Instructions to follow =>
Which lines have the string "name"? Copy all of them from the entries below.

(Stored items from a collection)
=======

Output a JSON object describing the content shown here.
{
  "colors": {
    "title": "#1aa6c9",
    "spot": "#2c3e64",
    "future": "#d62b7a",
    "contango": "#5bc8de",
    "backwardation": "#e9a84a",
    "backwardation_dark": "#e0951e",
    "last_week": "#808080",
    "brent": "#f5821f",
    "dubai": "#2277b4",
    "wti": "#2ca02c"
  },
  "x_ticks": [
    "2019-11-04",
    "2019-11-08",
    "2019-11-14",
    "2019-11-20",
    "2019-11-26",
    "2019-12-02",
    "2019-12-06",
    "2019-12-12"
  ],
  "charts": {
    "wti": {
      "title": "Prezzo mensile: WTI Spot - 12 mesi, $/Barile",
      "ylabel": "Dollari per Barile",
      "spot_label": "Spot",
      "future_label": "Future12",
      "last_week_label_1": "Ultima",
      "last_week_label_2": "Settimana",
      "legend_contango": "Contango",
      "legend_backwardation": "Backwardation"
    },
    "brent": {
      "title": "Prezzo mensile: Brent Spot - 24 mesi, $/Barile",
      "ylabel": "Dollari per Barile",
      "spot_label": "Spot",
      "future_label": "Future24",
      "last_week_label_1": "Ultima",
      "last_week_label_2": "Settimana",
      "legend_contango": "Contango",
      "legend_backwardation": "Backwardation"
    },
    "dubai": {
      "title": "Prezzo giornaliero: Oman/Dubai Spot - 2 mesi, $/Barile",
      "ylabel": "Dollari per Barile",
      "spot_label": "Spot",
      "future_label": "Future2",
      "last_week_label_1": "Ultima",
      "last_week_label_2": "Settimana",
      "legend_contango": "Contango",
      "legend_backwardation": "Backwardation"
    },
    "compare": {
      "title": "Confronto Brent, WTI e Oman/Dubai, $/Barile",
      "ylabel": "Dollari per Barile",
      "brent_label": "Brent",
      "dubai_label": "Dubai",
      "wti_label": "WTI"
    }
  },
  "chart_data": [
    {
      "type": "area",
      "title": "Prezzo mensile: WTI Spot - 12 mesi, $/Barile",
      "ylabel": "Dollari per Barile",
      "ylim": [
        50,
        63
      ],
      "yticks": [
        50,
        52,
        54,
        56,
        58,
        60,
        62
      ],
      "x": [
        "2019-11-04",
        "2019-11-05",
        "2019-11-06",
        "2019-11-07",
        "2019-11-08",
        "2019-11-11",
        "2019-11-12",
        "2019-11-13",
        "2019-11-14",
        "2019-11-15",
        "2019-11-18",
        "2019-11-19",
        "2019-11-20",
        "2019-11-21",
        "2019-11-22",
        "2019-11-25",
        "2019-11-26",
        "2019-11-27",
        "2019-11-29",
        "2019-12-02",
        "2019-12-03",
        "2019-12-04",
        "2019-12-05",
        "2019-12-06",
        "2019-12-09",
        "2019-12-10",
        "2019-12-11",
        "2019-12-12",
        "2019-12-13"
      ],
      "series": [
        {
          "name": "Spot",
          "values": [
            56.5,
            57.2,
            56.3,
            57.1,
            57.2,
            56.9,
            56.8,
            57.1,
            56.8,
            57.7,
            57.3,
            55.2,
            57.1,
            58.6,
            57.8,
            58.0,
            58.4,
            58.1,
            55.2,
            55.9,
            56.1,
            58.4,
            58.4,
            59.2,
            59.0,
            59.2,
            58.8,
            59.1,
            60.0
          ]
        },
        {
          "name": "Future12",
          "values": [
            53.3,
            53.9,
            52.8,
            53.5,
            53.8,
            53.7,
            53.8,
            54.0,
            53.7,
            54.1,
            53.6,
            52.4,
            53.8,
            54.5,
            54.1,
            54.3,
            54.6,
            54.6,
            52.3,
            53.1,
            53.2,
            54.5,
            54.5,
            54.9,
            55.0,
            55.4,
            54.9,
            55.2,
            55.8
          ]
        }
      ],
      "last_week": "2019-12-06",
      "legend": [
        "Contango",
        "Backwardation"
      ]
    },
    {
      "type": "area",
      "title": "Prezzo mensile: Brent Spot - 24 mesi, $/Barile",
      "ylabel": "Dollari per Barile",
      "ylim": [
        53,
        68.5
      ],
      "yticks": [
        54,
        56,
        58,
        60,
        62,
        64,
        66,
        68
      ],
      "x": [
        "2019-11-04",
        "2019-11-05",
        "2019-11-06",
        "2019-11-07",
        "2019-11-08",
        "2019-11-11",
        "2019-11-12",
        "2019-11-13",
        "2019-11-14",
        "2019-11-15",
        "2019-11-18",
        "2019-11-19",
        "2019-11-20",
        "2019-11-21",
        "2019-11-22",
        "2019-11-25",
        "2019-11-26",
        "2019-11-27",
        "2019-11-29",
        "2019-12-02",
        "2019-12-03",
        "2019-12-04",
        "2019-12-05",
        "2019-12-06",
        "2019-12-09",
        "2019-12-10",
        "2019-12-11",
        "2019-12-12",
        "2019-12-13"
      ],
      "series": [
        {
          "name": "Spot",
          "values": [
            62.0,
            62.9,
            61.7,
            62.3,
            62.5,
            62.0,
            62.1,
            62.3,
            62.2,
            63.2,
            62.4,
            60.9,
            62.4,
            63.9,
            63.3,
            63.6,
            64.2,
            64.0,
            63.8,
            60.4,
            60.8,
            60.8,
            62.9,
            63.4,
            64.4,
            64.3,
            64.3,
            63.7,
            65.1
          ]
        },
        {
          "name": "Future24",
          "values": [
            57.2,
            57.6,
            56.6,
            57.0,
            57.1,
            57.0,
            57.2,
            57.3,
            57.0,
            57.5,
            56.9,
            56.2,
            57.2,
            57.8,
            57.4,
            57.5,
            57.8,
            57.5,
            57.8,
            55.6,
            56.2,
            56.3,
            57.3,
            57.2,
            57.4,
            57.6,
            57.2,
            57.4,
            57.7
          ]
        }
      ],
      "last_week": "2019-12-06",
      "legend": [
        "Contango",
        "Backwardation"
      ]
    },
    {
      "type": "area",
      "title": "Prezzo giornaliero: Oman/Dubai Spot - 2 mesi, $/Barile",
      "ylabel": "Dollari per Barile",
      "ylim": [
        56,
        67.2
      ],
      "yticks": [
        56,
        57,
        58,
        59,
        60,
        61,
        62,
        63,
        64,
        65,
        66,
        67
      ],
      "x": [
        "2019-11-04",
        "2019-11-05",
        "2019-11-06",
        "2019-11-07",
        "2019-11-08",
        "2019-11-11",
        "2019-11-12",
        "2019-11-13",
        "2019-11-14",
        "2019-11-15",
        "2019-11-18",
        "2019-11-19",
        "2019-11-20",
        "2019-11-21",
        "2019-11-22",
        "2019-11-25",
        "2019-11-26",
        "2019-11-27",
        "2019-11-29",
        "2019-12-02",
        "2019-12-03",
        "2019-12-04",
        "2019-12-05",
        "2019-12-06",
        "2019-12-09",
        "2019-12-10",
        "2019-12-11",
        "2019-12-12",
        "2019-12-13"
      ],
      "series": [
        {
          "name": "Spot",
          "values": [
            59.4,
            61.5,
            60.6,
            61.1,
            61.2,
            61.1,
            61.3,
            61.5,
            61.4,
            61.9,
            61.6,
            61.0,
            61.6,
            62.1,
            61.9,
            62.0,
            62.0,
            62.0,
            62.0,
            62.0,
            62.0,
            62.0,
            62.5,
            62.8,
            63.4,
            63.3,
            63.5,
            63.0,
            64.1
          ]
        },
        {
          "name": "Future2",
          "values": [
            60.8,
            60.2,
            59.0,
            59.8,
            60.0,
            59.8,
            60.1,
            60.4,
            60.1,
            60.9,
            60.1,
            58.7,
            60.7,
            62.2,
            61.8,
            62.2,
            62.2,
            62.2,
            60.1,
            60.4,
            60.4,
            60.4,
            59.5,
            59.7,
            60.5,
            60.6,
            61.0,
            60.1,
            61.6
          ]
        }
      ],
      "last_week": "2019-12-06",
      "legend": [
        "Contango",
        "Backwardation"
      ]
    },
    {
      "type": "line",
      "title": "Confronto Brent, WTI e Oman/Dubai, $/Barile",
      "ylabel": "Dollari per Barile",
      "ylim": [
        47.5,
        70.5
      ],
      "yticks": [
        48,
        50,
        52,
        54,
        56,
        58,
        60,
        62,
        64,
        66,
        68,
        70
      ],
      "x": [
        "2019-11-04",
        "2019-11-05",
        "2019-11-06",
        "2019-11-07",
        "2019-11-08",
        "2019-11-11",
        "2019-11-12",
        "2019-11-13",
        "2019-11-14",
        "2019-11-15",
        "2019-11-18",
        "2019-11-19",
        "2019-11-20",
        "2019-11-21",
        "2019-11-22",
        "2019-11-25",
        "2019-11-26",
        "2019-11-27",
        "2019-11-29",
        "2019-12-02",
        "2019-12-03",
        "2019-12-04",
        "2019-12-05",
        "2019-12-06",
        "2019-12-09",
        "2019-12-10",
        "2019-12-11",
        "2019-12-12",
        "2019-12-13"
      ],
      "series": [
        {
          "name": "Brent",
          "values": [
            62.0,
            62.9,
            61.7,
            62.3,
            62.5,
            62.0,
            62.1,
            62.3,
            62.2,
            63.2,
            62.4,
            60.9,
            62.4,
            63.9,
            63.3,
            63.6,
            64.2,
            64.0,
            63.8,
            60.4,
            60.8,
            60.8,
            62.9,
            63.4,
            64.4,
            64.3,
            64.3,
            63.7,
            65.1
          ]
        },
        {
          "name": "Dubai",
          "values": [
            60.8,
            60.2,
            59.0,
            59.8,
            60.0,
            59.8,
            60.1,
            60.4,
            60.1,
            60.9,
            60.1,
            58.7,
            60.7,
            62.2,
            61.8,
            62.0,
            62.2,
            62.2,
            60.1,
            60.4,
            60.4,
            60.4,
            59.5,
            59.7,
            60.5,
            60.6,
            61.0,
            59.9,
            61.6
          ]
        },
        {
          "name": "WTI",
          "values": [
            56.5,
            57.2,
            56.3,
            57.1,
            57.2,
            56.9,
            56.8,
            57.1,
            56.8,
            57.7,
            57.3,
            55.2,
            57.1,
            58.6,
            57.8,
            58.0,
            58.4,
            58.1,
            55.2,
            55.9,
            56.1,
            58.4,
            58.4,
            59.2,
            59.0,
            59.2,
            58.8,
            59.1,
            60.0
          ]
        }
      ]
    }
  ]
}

=======

Written response =>
          "name": "Spot",
          "name": "Future12",
          "name": "Spot",
          "name": "Future24",
          "name": "Spot",
          "name": "Future2",
          "name": "Brent",
          "name": "Dubai",
          "name": "WTI",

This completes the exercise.